[Required work] Only lines holding the string "flange" are wanted; copy each one from the material.
┌─ Material supplied
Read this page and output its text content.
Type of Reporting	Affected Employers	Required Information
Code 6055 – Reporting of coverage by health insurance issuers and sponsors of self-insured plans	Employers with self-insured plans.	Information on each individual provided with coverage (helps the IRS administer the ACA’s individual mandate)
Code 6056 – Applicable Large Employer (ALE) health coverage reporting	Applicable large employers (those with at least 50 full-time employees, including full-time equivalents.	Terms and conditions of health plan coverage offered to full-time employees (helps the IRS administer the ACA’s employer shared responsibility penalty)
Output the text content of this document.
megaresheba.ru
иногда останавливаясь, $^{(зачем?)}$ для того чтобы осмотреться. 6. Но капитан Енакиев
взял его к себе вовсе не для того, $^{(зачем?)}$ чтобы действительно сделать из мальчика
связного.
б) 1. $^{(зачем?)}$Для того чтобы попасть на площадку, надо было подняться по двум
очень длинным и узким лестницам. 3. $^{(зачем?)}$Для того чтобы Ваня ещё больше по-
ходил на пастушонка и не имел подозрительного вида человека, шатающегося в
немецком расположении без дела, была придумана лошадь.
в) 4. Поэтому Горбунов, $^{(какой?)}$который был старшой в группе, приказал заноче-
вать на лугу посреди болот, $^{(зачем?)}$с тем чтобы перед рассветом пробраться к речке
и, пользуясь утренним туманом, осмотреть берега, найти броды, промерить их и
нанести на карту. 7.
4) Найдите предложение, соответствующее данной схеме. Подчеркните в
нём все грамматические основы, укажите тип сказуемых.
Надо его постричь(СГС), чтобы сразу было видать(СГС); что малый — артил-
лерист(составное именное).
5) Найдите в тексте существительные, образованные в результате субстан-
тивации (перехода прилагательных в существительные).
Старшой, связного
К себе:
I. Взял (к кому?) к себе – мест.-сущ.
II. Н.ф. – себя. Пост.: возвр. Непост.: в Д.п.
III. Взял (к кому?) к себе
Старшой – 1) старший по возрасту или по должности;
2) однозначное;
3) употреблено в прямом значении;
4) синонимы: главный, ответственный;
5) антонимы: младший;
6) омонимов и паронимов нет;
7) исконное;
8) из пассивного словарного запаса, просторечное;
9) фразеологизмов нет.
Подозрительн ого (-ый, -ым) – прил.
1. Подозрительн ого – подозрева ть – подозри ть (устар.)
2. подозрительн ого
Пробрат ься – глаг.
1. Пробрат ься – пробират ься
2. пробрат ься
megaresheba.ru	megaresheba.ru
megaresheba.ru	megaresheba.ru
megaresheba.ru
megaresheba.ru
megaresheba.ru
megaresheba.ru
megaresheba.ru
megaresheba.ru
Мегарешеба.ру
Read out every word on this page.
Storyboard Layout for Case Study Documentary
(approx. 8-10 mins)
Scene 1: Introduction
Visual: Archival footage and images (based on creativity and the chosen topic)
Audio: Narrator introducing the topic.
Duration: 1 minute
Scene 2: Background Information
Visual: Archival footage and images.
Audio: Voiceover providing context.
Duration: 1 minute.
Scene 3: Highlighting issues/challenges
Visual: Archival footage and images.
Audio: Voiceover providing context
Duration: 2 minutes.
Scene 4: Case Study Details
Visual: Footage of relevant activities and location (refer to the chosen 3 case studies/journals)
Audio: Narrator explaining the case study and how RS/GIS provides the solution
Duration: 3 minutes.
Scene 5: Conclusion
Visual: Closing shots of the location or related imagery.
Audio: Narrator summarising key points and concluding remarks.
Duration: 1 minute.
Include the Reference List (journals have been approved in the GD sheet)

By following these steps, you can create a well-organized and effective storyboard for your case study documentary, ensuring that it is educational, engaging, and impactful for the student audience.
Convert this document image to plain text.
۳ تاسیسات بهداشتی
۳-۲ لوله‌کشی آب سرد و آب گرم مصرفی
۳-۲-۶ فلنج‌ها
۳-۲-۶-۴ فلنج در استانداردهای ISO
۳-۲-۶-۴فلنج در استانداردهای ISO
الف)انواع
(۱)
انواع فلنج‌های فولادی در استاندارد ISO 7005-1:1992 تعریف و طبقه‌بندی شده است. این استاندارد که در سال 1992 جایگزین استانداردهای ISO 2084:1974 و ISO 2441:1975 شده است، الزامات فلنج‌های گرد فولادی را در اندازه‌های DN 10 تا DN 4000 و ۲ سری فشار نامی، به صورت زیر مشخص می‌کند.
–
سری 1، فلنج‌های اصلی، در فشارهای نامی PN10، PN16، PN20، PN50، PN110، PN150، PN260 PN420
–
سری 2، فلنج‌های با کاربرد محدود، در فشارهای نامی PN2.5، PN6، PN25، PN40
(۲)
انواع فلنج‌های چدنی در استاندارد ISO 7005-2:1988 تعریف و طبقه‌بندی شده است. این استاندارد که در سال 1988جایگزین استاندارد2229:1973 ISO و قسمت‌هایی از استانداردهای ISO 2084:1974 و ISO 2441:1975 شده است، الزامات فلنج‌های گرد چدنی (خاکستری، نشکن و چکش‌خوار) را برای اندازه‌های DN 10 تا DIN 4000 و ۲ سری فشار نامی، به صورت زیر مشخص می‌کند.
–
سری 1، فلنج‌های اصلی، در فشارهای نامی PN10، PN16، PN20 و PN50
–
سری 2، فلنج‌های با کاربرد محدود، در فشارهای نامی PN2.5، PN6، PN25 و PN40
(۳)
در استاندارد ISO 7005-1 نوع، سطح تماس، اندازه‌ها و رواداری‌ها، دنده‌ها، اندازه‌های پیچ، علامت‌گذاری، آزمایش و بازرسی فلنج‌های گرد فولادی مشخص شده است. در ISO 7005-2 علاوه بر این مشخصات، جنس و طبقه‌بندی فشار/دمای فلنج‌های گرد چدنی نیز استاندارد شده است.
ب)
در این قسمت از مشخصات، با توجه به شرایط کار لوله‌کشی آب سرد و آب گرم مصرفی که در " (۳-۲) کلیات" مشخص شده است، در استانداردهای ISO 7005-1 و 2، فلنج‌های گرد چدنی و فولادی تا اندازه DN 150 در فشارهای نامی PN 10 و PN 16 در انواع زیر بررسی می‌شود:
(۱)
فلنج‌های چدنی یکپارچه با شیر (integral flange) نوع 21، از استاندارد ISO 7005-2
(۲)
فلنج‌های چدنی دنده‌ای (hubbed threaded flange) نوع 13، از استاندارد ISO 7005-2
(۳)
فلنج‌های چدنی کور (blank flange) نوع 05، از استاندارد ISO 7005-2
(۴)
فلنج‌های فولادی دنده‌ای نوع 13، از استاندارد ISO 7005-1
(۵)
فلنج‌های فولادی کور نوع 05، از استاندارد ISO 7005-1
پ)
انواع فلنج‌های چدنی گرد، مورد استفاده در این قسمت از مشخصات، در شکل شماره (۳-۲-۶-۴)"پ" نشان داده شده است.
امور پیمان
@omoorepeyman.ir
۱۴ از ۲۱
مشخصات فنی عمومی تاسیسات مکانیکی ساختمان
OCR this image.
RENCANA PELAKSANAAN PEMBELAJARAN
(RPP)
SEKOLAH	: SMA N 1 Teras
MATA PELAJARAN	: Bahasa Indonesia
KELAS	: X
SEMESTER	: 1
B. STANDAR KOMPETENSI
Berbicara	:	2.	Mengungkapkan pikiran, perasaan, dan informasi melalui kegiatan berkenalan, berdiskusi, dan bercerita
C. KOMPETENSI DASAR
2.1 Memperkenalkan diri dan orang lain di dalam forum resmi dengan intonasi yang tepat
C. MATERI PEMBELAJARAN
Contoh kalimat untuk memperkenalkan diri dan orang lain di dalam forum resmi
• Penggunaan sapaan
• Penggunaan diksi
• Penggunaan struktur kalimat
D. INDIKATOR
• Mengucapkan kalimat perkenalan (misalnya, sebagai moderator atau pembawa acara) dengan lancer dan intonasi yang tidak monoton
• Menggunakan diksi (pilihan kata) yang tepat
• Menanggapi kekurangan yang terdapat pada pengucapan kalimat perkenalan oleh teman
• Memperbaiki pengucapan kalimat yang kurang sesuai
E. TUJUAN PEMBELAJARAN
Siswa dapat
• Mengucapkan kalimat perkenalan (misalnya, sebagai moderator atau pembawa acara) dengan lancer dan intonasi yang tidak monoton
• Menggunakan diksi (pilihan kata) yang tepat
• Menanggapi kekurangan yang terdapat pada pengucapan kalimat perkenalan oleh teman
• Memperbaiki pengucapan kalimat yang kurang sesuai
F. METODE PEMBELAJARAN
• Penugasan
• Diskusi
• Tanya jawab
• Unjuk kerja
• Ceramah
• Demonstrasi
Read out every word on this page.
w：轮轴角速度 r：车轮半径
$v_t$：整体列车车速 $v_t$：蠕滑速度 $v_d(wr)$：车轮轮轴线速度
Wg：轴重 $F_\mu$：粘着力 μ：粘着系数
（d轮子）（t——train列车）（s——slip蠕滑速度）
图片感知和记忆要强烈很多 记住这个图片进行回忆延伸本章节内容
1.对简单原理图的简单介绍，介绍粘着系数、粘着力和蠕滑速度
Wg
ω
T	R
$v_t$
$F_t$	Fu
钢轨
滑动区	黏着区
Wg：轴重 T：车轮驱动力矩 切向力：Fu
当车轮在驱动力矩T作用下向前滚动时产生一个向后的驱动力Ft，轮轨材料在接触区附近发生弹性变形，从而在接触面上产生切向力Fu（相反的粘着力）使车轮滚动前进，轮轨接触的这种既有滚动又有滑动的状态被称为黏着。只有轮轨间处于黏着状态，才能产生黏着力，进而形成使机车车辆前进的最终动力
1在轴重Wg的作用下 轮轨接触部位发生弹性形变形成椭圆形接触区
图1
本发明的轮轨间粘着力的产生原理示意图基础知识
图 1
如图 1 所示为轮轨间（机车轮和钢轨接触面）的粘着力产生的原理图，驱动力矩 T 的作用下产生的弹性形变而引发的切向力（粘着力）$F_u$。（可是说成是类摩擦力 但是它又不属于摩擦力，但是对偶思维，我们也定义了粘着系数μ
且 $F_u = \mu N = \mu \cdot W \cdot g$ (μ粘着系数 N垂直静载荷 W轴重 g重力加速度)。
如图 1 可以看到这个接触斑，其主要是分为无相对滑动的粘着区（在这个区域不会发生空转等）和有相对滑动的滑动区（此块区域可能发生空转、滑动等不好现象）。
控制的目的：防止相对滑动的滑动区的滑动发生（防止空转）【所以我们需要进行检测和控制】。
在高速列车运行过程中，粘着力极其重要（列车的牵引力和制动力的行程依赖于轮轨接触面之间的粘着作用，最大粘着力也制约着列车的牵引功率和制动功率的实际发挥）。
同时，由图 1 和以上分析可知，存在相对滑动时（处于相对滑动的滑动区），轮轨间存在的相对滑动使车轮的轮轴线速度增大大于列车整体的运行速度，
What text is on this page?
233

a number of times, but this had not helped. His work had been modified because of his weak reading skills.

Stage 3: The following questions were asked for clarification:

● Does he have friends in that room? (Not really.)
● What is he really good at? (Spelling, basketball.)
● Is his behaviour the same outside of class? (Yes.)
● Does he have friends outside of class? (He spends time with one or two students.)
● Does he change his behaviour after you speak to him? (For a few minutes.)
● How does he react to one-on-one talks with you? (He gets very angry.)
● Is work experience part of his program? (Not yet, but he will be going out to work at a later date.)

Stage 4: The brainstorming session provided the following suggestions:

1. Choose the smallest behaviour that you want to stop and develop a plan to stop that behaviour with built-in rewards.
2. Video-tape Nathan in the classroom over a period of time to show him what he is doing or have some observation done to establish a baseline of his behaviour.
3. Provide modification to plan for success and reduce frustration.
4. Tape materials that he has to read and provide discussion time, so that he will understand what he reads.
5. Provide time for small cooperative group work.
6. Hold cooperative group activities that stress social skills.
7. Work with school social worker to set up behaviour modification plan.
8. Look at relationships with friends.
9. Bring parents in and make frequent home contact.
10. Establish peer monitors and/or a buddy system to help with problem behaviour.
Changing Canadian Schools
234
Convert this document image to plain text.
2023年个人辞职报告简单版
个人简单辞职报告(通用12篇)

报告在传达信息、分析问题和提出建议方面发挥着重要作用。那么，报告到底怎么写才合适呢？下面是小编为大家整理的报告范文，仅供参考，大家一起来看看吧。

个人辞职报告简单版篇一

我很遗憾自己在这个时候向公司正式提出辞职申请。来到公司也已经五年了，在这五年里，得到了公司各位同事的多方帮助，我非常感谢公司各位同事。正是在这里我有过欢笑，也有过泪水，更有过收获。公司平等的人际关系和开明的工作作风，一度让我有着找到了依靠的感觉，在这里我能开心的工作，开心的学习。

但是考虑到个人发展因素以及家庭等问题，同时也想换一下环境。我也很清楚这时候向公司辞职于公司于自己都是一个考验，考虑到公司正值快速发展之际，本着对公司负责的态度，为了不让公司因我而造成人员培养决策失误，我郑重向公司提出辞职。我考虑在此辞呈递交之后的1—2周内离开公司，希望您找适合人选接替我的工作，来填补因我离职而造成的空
└─
[Expected answer]
فلنج‌های چدنی یکپارچه با شیر (integral flange) نوع 21، از استاندارد ISO 7005-2
فلنج‌های چدنی دنده‌ای (hubbed threaded flange) نوع 13، از استاندارد ISO 7005-2
فلنج‌های چدنی کور (blank flange) نوع 05، از استاندارد ISO 7005-2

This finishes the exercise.